EXERCISE DIRECTIONS.
Quote the data below in full, please, without altering anything.

Records from a collection
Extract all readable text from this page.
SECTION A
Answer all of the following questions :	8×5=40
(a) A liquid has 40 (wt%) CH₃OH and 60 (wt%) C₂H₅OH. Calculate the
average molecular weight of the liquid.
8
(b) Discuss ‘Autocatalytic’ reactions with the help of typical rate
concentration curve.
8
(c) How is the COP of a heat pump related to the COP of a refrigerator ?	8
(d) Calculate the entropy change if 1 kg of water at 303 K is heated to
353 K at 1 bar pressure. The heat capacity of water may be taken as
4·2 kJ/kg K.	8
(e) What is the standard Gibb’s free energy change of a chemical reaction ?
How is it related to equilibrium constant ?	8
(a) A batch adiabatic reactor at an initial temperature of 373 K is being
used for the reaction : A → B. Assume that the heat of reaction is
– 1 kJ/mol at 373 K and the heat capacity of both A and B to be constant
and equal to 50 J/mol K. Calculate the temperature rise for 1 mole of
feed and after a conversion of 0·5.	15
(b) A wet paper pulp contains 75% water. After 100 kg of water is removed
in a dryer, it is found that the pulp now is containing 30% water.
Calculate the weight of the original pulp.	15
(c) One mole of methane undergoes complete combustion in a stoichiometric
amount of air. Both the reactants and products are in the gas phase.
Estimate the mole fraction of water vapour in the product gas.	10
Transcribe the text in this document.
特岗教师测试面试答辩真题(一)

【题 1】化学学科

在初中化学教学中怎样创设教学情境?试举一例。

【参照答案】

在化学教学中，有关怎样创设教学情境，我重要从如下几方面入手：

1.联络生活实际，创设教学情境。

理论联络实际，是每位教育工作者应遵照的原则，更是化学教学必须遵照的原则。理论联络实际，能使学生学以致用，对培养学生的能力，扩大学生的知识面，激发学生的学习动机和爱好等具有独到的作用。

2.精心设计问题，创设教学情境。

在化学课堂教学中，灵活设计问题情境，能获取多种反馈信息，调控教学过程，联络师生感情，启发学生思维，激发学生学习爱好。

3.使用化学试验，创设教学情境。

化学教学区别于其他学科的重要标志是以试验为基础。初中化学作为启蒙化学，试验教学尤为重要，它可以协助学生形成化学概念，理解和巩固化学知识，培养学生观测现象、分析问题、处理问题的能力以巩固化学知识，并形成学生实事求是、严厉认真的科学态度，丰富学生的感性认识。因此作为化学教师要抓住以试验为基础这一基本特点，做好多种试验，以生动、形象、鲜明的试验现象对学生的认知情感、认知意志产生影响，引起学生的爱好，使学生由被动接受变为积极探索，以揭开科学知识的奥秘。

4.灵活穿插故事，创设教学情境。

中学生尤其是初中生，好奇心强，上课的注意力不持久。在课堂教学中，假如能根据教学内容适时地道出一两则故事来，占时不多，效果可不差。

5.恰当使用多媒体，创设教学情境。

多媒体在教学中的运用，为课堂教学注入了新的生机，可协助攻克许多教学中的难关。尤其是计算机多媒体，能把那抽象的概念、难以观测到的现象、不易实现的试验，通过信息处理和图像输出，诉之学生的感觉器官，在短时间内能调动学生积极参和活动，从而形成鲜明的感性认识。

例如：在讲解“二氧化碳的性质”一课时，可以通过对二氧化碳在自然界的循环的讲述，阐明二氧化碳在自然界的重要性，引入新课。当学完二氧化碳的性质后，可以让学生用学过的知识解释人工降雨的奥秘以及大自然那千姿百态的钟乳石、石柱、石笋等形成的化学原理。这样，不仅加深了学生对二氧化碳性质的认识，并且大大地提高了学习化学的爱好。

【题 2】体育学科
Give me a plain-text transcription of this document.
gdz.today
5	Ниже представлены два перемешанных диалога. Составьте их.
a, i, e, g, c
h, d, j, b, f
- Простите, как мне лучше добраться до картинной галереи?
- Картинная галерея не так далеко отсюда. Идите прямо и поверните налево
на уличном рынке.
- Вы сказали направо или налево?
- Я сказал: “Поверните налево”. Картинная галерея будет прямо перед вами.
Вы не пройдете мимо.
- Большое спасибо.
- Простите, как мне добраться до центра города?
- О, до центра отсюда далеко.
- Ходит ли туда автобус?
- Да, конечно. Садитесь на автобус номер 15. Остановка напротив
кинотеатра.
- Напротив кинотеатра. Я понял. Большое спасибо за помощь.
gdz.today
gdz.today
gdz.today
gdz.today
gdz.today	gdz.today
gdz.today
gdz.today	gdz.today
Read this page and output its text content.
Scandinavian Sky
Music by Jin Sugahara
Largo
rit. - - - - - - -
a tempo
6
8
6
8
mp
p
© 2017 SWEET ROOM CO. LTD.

ANSWER IN FULL.
Extract all readable text from this page.
SECTION A
Answer all of the following questions :	8×5=40
(a) A liquid has 40 (wt%) CH₃OH and 60 (wt%) C₂H₅OH. Calculate the
average molecular weight of the liquid.
8
(b) Discuss ‘Autocatalytic’ reactions with the help of typical rate
concentration curve.
8
(c) How is the COP of a heat pump related to the COP of a refrigerator ?	8
(d) Calculate the entropy change if 1 kg of water at 303 K is heated to
353 K at 1 bar pressure. The heat capacity of water may be taken as
4·2 kJ/kg K.	8
(e) What is the standard Gibb’s free energy change of a chemical reaction ?
How is it related to equilibrium constant ?	8
(a) A batch adiabatic reactor at an initial temperature of 373 K is being
used for the reaction : A → B. Assume that the heat of reaction is
– 1 kJ/mol at 373 K and the heat capacity of both A and B to be constant
and equal to 50 J/mol K. Calculate the temperature rise for 1 mole of
feed and after a conversion of 0·5.	15
(b) A wet paper pulp contains 75% water. After 100 kg of water is removed
in a dryer, it is found that the pulp now is containing 30% water.
Calculate the weight of the original pulp.	15
(c) One mole of methane undergoes complete combustion in a stoichiometric
amount of air. Both the reactants and products are in the gas phase.
Estimate the mole fraction of water vapour in the product gas.	10
Transcribe the text in this document.
特岗教师测试面试答辩真题(一)

【题 1】化学学科

在初中化学教学中怎样创设教学情境?试举一例。

【参照答案】

在化学教学中，有关怎样创设教学情境，我重要从如下几方面入手：

1.联络生活实际，创设教学情境。

理论联络实际，是每位教育工作者应遵照的原则，更是化学教学必须遵照的原则。理论联络实际，能使学生学以致用，对培养学生的能力，扩大学生的知识面，激发学生的学习动机和爱好等具有独到的作用。

2.精心设计问题，创设教学情境。

在化学课堂教学中，灵活设计问题情境，能获取多种反馈信息，调控教学过程，联络师生感情，启发学生思维，激发学生学习爱好。

3.使用化学试验，创设教学情境。

化学教学区别于其他学科的重要标志是以试验为基础。初中化学作为启蒙化学，试验教学尤为重要，它可以协助学生形成化学概念，理解和巩固化学知识，培养学生观测现象、分析问题、处理问题的能力以巩固化学知识，并形成学生实事求是、严厉认真的科学态度，丰富学生的感性认识。因此作为化学教师要抓住以试验为基础这一基本特点，做好多种试验，以生动、形象、鲜明的试验现象对学生的认知情感、认知意志产生影响，引起学生的爱好，使学生由被动接受变为积极探索，以揭开科学知识的奥秘。

4.灵活穿插故事，创设教学情境。

中学生尤其是初中生，好奇心强，上课的注意力不持久。在课堂教学中，假如能根据教学内容适时地道出一两则故事来，占时不多，效果可不差。

5.恰当使用多媒体，创设教学情境。

多媒体在教学中的运用，为课堂教学注入了新的生机，可协助攻克许多教学中的难关。尤其是计算机多媒体，能把那抽象的概念、难以观测到的现象、不易实现的试验，通过信息处理和图像输出，诉之学生的感觉器官，在短时间内能调动学生积极参和活动，从而形成鲜明的感性认识。

例如：在讲解“二氧化碳的性质”一课时，可以通过对二氧化碳在自然界的循环的讲述，阐明二氧化碳在自然界的重要性，引入新课。当学完二氧化碳的性质后，可以让学生用学过的知识解释人工降雨的奥秘以及大自然那千姿百态的钟乳石、石柱、石笋等形成的化学原理。这样，不仅加深了学生对二氧化碳性质的认识，并且大大地提高了学习化学的爱好。

【题 2】体育学科
Give me a plain-text transcription of this document.
gdz.today
5	Ниже представлены два перемешанных диалога. Составьте их.
a, i, e, g, c
h, d, j, b, f
- Простите, как мне лучше добраться до картинной галереи?
- Картинная галерея не так далеко отсюда. Идите прямо и поверните налево
на уличном рынке.
- Вы сказали направо или налево?
- Я сказал: “Поверните налево”. Картинная галерея будет прямо перед вами.
Вы не пройдете мимо.
- Большое спасибо.
- Простите, как мне добраться до центра города?
- О, до центра отсюда далеко.
- Ходит ли туда автобус?
- Да, конечно. Садитесь на автобус номер 15. Остановка напротив
кинотеатра.
- Напротив кинотеатра. Я понял. Большое спасибо за помощь.
gdz.today
gdz.today
gdz.today
gdz.today
gdz.today	gdz.today
gdz.today
gdz.today	gdz.today
Read this page and output its text content.
Scandinavian Sky
Music by Jin Sugahara
Largo
rit. - - - - - - -
a tempo
6
8
6
8
mp
p
© 2017 SWEET ROOM CO. LTD.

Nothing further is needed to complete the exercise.